>> BEGIN Material provided
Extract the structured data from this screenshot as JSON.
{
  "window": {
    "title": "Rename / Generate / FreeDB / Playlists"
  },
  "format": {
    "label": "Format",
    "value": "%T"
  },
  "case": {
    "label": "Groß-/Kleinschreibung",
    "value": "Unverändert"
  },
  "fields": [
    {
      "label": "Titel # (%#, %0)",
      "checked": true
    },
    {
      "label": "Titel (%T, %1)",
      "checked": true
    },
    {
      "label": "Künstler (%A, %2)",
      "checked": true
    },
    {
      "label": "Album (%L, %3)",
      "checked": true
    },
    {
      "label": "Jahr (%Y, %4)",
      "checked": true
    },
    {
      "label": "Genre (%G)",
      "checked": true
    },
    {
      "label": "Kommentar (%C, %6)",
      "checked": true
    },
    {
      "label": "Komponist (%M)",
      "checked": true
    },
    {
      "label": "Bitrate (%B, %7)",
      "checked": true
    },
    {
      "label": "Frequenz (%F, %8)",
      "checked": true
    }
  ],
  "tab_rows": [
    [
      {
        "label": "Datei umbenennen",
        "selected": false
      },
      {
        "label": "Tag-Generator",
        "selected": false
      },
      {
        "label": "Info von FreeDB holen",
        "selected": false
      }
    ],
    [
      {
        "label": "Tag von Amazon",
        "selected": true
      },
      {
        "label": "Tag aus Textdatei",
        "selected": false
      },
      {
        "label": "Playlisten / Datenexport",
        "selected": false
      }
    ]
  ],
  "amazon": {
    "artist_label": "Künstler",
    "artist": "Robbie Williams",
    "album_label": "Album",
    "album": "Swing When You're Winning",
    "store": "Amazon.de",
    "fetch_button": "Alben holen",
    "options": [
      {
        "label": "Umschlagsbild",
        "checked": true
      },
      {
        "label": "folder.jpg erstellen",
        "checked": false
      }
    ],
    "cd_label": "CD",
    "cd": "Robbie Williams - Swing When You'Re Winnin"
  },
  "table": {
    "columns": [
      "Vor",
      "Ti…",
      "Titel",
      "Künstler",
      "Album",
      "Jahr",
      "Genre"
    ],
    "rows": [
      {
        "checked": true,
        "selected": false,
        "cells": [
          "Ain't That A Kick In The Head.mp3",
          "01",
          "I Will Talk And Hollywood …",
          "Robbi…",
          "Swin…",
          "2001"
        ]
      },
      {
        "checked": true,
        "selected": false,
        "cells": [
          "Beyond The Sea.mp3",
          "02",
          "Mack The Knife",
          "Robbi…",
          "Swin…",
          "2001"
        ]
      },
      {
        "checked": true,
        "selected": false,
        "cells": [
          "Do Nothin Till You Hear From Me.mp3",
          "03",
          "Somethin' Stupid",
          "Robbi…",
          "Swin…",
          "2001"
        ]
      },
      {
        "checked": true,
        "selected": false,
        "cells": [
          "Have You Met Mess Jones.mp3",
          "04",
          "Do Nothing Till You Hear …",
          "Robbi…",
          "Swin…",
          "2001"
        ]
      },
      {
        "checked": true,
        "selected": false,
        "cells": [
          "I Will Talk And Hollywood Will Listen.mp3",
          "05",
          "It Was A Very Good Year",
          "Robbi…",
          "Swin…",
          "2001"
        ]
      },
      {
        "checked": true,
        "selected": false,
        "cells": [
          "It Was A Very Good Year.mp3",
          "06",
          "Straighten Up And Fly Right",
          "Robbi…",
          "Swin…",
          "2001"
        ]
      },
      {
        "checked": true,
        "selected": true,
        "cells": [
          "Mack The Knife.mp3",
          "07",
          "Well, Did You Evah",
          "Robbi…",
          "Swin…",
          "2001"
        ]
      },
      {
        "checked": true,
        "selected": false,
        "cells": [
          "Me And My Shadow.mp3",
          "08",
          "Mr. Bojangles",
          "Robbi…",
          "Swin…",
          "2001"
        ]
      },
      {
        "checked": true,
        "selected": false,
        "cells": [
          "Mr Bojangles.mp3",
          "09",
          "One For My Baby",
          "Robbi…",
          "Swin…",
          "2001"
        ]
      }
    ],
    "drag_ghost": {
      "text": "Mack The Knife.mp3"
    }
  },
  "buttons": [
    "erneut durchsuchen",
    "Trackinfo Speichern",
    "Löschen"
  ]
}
>> END Material provided
Reproduce every line of the data verbatim.

Extract the structured data from this screenshot as JSON.
{
  "window": {
    "title": "Rename / Generate / FreeDB / Playlists"
  },
  "format": {
    "label": "Format",
    "value": "%T"
  },
  "case": {
    "label": "Groß-/Kleinschreibung",
    "value": "Unverändert"
  },
  "fields": [
    {
      "label": "Titel # (%#, %0)",
      "checked": true
    },
    {
      "label": "Titel (%T, %1)",
      "checked": true
    },
    {
      "label": "Künstler (%A, %2)",
      "checked": true
    },
    {
      "label": "Album (%L, %3)",
      "checked": true
    },
    {
      "label": "Jahr (%Y, %4)",
      "checked": true
    },
    {
      "label": "Genre (%G)",
      "checked": true
    },
    {
      "label": "Kommentar (%C, %6)",
      "checked": true
    },
    {
      "label": "Komponist (%M)",
      "checked": true
    },
    {
      "label": "Bitrate (%B, %7)",
      "checked": true
    },
    {
      "label": "Frequenz (%F, %8)",
      "checked": true
    }
  ],
  "tab_rows": [
    [
      {
        "label": "Datei umbenennen",
        "selected": false
      },
      {
        "label": "Tag-Generator",
        "selected": false
      },
      {
        "label": "Info von FreeDB holen",
        "selected": false
      }
    ],
    [
      {
        "label": "Tag von Amazon",
        "selected": true
      },
      {
        "label": "Tag aus Textdatei",
        "selected": false
      },
      {
        "label": "Playlisten / Datenexport",
        "selected": false
      }
    ]
  ],
  "amazon": {
    "artist_label": "Künstler",
    "artist": "Robbie Williams",
    "album_label": "Album",
    "album": "Swing When You're Winning",
    "store": "Amazon.de",
    "fetch_button": "Alben holen",
    "options": [
      {
        "label": "Umschlagsbild",
        "checked": true
      },
      {
        "label": "folder.jpg erstellen",
        "checked": false
      }
    ],
    "cd_label": "CD",
    "cd": "Robbie Williams - Swing When You'Re Winnin"
  },
  "table": {
    "columns": [
      "Vor",
      "Ti…",
      "Titel",
      "Künstler",
      "Album",
      "Jahr",
      "Genre"
    ],
    "rows": [
      {
        "checked": true,
        "selected": false,
        "cells": [
          "Ain't That A Kick In The Head.mp3",
          "01",
          "I Will Talk And Hollywood …",
          "Robbi…",
          "Swin…",
          "2001"
        ]
      },
      {
        "checked": true,
        "selected": false,
        "cells": [
          "Beyond The Sea.mp3",
          "02",
          "Mack The Knife",
          "Robbi…",
          "Swin…",
          "2001"
        ]
      },
      {
        "checked": true,
        "selected": false,
        "cells": [
          "Do Nothin Till You Hear From Me.mp3",
          "03",
          "Somethin' Stupid",
          "Robbi…",
          "Swin…",
          "2001"
        ]
      },
      {
        "checked": true,
        "selected": false,
        "cells": [
          "Have You Met Mess Jones.mp3",
          "04",
          "Do Nothing Till You Hear …",
          "Robbi…",
          "Swin…",
          "2001"
        ]
      },
      {
        "checked": true,
        "selected": false,
        "cells": [
          "I Will Talk And Hollywood Will Listen.mp3",
          "05",
          "It Was A Very Good Year",
          "Robbi…",
          "Swin…",
          "2001"
        ]
      },
      {
        "checked": true,
        "selected": false,
        "cells": [
          "It Was A Very Good Year.mp3",
          "06",
          "Straighten Up And Fly Right",
          "Robbi…",
          "Swin…",
          "2001"
        ]
      },
      {
        "checked": true,
        "selected": true,
        "cells": [
          "Mack The Knife.mp3",
          "07",
          "Well, Did You Evah",
          "Robbi…",
          "Swin…",
          "2001"
        ]
      },
      {
        "checked": true,
        "selected": false,
        "cells": [
          "Me And My Shadow.mp3",
          "08",
          "Mr. Bojangles",
          "Robbi…",
          "Swin…",
          "2001"
        ]
      },
      {
        "checked": true,
        "selected": false,
        "cells": [
          "Mr Bojangles.mp3",
          "09",
          "One For My Baby",
          "Robbi…",
          "Swin…",
          "2001"
        ]
      }
    ],
    "drag_ghost": {
      "text": "Mack The Knife.mp3"
    }
  },
  "buttons": [
    "erneut durchsuchen",
    "Trackinfo Speichern",
    "Löschen"
  ]
}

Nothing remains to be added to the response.